** What this task involves **
Return the listing below verbatim. Pictures do not belong in the copy.

Saved entries
-=-=-
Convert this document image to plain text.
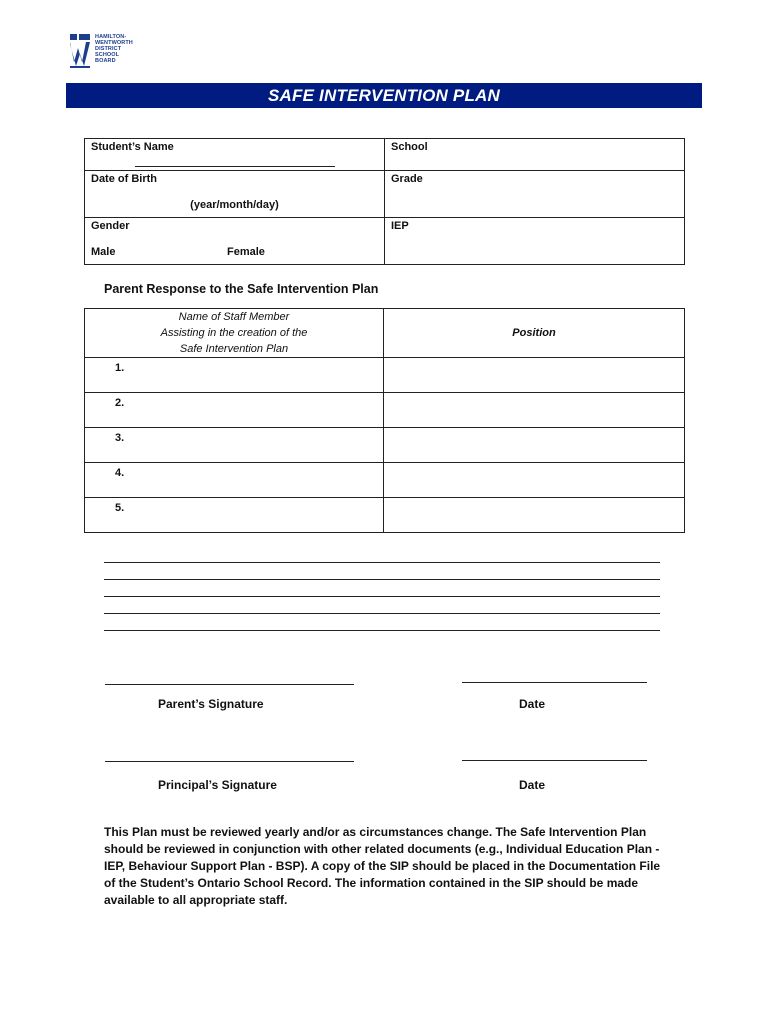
HAMILTON-
WENTWORTH
DISTRICT
SCHOOL
BOARD
SAFE INTERVENTION PLAN
Student’s Name	School

Date of Birth
(year/month/day)	Grade

Gender
Male Female	IEP
Parent Response to the Safe Intervention Plan
Name of Staff Member
Assisting in the creation of the
Safe Intervention Plan	Position

1.	

2.	

3.	

4.	

5.	

Parent’s Signature	Date
Principal’s Signature	Date
This Plan must be reviewed yearly and/or as circumstances change. The Safe Intervention Plan should be reviewed in conjunction with other related documents (e.g., Individual Education Plan - IEP, Behaviour Support Plan - BSP). A copy of the SIP should be placed in the Documentation File of the Student’s Ontario School Record. The information contained in the SIP should be made available to all appropriate staff.
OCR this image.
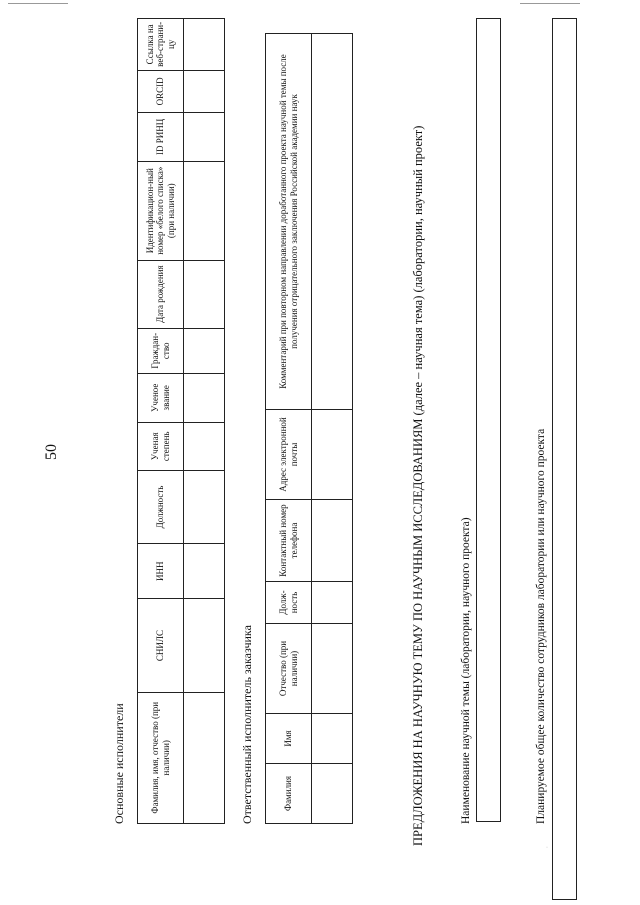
50
Основные исполнители	Фамилия, имя, отчество (при наличии)	СНИЛС	ИНН	Должность	Ученая степень	Ученое звание	Граждан-ство	Дата рождения	Идентификацион-ный номер «белого списка» (при наличии)	ID РИНЦ	ORCID	Ссылка на веб-страни-цу

Ответственный исполнитель заказчика	Фамилия	Имя	Отчество (при наличии)	Долж-ность	Контактный номер телефона	Адрес электронной почты	Комментарий при повторном направлении доработанного проекта научной темы после получения отрицательного заключения Российской академии наук
							ПРЕДЛОЖЕНИЯ НА НАУЧНУЮ ТЕМУ ПО НАУЧНЫМ ИССЛЕДОВАНИЯМ (далее – научная тема) (лаборатории, научный проект)	Наименование научной темы (лаборатории, научного проекта)	Планируемое общее количество сотрудников лаборатории или научного проекта
·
-=-=-
** Task response **
Convert this document image to plain text.
HAMILTON-
WENTWORTH
DISTRICT
SCHOOL
BOARD
SAFE INTERVENTION PLAN
Student’s Name	School

Date of Birth
(year/month/day)	Grade

Gender
Male Female	IEP
Parent Response to the Safe Intervention Plan
Name of Staff Member
Assisting in the creation of the
Safe Intervention Plan	Position

1.	

2.	

3.	

4.	

5.	

Parent’s Signature	Date
Principal’s Signature	Date
This Plan must be reviewed yearly and/or as circumstances change. The Safe Intervention Plan should be reviewed in conjunction with other related documents (e.g., Individual Education Plan - IEP, Behaviour Support Plan - BSP). A copy of the SIP should be placed in the Documentation File of the Student’s Ontario School Record. The information contained in the SIP should be made available to all appropriate staff.
OCR this image.
50
Основные исполнители	Фамилия, имя, отчество (при наличии)	СНИЛС	ИНН	Должность	Ученая степень	Ученое звание	Граждан-ство	Дата рождения	Идентификацион-ный номер «белого списка» (при наличии)	ID РИНЦ	ORCID	Ссылка на веб-страни-цу

Ответственный исполнитель заказчика	Фамилия	Имя	Отчество (при наличии)	Долж-ность	Контактный номер телефона	Адрес электронной почты	Комментарий при повторном направлении доработанного проекта научной темы после получения отрицательного заключения Российской академии наук
							ПРЕДЛОЖЕНИЯ НА НАУЧНУЮ ТЕМУ ПО НАУЧНЫМ ИССЛЕДОВАНИЯМ (далее – научная тема) (лаборатории, научный проект)	Наименование научной темы (лаборатории, научного проекта)	Планируемое общее количество сотрудников лаборатории или научного проекта
·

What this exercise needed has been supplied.